Start of INPUT

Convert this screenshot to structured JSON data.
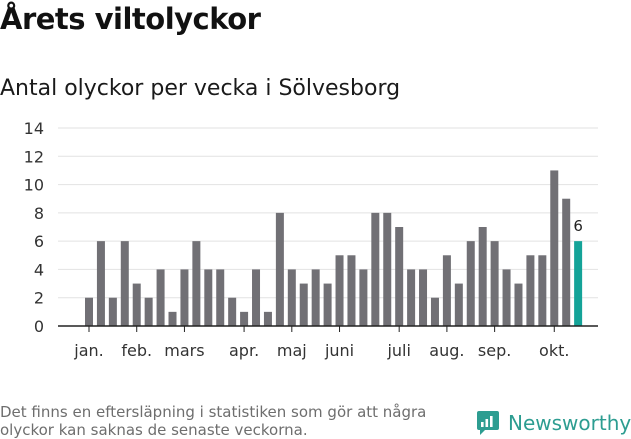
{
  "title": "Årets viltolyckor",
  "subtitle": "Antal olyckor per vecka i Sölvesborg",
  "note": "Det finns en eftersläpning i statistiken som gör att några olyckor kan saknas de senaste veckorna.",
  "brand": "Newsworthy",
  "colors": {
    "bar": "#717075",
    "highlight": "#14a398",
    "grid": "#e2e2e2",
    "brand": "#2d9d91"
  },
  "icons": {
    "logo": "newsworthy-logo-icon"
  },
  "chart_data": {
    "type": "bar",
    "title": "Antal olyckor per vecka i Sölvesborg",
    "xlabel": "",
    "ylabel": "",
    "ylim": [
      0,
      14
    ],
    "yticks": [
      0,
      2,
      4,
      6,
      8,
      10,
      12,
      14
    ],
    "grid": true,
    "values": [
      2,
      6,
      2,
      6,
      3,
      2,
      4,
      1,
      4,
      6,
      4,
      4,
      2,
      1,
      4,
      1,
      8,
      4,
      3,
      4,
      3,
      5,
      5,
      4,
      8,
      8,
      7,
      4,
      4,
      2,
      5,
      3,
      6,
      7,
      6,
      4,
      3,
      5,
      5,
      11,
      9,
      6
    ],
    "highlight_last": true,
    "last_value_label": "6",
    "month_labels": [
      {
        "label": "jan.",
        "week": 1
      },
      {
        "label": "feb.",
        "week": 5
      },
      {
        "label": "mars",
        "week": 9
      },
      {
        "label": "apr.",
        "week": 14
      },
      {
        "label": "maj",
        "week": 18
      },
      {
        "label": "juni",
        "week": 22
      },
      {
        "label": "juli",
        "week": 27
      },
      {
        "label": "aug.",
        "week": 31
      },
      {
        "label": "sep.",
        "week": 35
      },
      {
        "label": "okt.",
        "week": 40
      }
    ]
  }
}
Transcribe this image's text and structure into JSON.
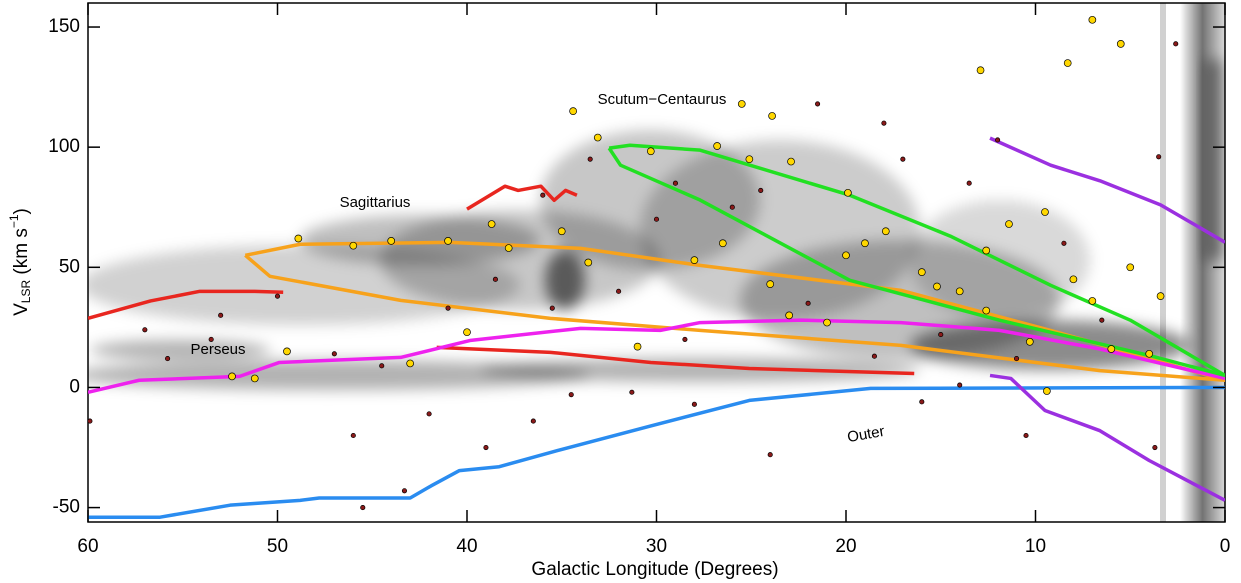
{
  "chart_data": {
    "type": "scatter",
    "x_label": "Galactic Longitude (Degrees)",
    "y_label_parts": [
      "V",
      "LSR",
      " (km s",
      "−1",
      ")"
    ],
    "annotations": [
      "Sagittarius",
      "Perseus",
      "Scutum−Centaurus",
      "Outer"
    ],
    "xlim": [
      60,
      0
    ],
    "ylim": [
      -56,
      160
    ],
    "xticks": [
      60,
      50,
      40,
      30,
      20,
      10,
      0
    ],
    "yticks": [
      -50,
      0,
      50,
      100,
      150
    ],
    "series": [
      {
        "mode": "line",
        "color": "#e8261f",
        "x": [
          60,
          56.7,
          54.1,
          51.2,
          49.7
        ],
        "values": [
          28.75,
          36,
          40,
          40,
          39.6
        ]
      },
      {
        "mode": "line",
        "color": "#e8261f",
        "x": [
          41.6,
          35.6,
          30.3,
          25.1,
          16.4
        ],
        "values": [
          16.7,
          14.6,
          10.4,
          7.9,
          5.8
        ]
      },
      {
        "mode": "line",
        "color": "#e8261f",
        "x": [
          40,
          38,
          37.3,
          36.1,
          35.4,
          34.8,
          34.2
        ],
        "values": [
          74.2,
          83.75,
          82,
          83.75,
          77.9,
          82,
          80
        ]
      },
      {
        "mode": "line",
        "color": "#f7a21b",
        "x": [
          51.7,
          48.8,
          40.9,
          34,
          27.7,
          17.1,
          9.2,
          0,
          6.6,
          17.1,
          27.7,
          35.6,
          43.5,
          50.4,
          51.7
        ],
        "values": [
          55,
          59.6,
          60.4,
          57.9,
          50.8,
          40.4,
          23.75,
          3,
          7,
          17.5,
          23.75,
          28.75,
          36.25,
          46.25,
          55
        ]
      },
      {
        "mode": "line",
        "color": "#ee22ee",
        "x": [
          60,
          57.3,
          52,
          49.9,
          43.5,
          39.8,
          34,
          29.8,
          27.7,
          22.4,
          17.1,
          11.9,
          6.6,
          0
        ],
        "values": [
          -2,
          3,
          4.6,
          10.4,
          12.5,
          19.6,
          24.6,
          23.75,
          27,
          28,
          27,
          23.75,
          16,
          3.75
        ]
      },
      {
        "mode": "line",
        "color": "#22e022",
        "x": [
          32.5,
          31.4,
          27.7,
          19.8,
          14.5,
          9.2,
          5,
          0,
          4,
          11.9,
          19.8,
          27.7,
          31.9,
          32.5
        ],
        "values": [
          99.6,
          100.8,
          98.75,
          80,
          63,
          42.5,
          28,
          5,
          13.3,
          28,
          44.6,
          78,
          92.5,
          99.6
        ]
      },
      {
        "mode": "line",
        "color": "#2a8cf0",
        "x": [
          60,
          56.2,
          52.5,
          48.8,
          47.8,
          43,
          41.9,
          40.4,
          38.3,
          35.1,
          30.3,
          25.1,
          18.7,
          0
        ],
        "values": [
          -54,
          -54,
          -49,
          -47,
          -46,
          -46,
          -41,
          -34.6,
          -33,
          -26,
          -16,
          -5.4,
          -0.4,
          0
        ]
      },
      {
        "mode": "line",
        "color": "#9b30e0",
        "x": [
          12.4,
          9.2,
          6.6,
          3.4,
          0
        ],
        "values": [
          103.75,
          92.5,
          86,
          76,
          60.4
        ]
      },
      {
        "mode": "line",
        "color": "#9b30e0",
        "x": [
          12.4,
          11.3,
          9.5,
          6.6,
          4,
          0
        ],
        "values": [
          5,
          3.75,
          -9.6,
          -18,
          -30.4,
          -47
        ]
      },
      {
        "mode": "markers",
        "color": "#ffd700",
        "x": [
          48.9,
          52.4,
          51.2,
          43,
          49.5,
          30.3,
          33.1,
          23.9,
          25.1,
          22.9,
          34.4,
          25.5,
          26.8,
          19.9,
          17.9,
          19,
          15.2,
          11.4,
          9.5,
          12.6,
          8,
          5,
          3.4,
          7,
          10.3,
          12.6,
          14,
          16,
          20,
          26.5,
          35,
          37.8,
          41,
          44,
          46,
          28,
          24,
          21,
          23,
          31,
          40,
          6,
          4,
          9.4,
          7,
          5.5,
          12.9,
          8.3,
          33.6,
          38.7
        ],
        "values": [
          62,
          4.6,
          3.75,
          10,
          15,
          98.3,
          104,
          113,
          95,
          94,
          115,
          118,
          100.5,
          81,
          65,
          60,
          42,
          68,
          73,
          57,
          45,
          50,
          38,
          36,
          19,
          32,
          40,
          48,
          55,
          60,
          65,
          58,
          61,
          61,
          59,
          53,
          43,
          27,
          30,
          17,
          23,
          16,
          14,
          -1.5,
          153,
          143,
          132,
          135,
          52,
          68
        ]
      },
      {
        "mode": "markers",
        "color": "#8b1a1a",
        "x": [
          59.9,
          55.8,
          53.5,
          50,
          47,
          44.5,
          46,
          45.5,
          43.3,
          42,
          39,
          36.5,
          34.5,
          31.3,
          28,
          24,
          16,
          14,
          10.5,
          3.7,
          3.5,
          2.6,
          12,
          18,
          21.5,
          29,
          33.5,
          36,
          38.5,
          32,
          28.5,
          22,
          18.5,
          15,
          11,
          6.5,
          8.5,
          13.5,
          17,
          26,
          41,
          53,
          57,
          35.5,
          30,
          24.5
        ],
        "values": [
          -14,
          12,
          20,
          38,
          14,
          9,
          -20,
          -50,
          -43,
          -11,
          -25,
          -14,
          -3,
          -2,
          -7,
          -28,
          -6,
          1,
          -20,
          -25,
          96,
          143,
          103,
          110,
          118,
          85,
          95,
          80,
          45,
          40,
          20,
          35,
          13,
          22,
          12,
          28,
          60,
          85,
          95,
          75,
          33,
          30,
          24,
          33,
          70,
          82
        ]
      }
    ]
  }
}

End of INPUT

Filter the entries and copy out every line with the word "this".

Convert this screenshot to structured JSON data.
Transcribe this image's text and structure into JSON.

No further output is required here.